Keep only the lines of the listing that include the word "ἀγαπάω", and copy them.

──────── DATA SHOWN ────────

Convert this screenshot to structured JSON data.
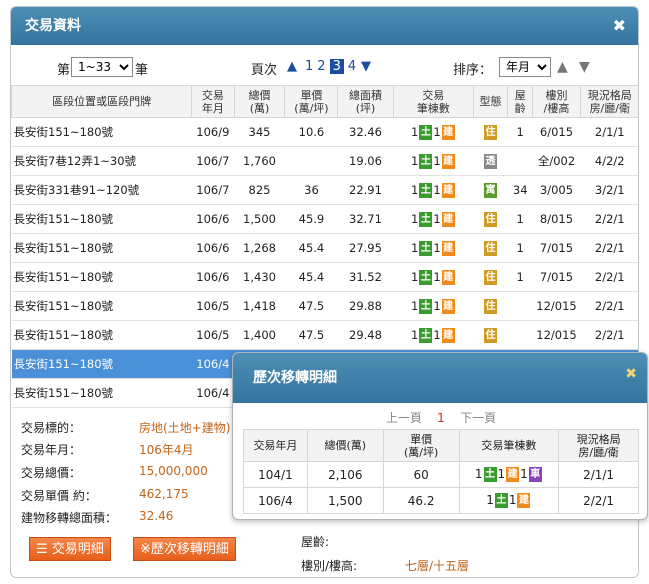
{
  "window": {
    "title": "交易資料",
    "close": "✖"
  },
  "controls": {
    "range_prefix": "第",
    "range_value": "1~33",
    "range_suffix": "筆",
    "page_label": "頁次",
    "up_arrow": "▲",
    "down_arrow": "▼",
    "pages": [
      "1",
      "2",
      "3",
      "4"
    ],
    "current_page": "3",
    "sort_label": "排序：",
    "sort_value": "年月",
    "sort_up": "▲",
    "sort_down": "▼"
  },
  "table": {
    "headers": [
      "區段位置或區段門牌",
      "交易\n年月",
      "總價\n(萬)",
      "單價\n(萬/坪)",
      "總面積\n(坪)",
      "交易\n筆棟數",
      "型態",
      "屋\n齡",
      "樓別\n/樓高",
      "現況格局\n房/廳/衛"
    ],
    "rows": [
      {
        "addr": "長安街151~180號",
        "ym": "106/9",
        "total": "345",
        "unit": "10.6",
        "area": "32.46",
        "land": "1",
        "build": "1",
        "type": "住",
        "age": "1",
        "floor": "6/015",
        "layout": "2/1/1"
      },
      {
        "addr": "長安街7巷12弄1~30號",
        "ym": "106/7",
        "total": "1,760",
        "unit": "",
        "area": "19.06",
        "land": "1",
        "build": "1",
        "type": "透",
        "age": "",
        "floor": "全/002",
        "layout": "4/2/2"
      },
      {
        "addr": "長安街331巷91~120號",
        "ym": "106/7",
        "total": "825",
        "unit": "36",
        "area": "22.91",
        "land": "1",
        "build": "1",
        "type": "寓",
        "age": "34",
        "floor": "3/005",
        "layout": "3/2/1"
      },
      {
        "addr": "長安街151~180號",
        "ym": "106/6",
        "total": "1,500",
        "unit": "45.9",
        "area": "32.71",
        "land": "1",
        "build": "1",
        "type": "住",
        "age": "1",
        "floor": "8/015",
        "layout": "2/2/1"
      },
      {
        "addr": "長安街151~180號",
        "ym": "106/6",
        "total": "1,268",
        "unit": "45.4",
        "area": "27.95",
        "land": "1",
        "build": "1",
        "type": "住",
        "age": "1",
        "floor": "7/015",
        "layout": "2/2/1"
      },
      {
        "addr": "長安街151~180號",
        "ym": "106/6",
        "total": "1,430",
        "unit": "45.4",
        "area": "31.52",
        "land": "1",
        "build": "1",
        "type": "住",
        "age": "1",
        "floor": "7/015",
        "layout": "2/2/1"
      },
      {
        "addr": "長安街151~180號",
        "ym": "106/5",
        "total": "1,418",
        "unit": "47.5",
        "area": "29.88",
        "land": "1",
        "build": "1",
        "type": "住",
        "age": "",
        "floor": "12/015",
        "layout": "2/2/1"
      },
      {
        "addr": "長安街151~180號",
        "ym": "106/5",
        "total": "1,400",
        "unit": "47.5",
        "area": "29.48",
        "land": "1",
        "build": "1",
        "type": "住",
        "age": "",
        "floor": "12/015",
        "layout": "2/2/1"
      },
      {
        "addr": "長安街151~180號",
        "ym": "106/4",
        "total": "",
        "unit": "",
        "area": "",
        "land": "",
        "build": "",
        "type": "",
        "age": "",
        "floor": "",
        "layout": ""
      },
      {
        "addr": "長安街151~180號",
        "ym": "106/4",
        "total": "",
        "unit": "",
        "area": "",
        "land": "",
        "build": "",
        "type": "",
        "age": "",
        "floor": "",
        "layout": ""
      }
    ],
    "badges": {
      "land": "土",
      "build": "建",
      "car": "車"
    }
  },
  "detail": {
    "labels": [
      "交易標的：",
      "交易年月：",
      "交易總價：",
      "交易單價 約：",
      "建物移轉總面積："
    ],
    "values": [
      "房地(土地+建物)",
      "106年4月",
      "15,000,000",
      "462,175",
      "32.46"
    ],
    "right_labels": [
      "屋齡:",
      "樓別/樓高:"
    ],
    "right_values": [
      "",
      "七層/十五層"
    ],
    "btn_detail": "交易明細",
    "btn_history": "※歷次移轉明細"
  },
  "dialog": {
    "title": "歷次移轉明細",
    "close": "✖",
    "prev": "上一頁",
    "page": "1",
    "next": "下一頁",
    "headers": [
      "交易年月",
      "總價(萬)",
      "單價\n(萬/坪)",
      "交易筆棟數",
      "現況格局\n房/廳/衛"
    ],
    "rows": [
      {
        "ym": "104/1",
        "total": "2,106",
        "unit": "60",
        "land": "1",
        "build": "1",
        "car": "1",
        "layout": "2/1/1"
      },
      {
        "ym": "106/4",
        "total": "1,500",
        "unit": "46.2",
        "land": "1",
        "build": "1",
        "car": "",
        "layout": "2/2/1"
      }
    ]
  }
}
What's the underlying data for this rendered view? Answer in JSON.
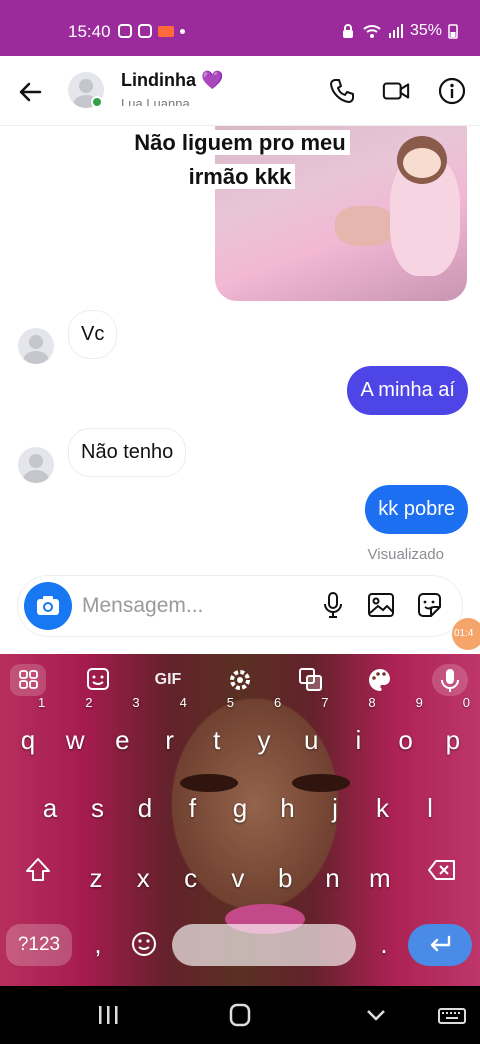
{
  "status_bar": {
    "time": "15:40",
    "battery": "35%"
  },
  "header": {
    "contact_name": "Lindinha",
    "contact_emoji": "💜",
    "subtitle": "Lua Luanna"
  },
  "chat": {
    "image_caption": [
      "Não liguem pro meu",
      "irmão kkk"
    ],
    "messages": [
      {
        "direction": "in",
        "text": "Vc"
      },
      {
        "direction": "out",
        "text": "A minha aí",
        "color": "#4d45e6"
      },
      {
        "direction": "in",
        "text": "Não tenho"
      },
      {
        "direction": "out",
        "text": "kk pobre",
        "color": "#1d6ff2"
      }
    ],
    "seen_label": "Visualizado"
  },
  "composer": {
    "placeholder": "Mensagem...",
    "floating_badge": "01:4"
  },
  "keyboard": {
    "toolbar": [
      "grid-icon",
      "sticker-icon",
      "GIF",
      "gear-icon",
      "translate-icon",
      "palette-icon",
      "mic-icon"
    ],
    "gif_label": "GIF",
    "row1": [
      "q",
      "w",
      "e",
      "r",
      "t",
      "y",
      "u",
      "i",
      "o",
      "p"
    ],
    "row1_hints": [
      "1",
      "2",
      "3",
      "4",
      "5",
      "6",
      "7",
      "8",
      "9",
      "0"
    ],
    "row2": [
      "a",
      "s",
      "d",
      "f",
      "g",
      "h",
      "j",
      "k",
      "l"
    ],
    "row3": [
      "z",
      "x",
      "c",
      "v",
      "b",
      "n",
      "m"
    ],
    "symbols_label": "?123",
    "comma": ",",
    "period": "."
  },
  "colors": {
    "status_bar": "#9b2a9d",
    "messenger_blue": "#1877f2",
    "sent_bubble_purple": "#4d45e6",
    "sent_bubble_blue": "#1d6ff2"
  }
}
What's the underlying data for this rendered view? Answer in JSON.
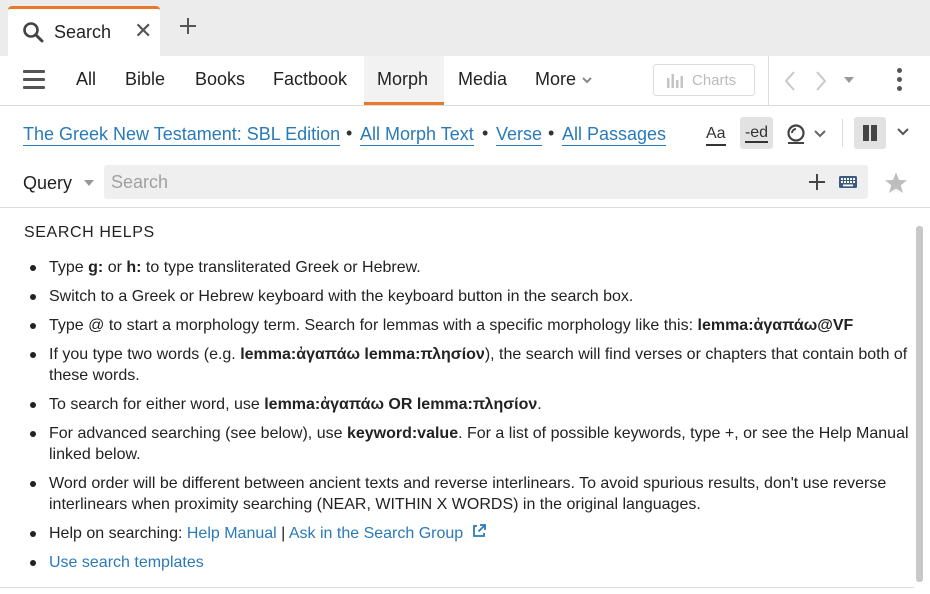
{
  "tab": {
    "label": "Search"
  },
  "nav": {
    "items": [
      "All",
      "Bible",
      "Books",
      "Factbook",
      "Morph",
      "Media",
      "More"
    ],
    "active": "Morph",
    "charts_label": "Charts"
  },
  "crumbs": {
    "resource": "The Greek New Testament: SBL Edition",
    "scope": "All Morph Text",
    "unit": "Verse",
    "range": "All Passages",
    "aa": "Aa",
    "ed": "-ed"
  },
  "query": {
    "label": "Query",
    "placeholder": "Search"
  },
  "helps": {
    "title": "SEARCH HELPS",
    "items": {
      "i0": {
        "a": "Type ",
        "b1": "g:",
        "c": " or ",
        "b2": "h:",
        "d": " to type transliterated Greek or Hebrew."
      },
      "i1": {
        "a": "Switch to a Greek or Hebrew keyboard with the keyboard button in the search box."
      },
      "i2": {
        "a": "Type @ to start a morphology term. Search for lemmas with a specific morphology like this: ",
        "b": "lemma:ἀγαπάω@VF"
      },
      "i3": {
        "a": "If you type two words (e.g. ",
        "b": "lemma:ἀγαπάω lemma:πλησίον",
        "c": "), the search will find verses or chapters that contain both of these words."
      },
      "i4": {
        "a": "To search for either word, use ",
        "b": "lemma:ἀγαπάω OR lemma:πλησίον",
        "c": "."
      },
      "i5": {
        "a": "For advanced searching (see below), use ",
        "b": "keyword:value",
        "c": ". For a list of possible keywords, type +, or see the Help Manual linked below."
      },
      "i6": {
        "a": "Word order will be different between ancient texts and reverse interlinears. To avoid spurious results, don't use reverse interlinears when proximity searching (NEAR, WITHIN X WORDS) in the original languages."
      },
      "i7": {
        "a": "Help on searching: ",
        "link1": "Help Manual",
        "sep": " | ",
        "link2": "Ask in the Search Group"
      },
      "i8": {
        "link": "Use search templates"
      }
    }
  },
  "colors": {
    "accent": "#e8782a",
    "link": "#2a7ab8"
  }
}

────────

* **RESPONSE TO THE TASK**
        "b": "lemma:ἀγαπάω@VF"
        "b": "lemma:ἀγαπάω lemma:πλησίον",
        "b": "lemma:ἀγαπάω OR lemma:πλησίον",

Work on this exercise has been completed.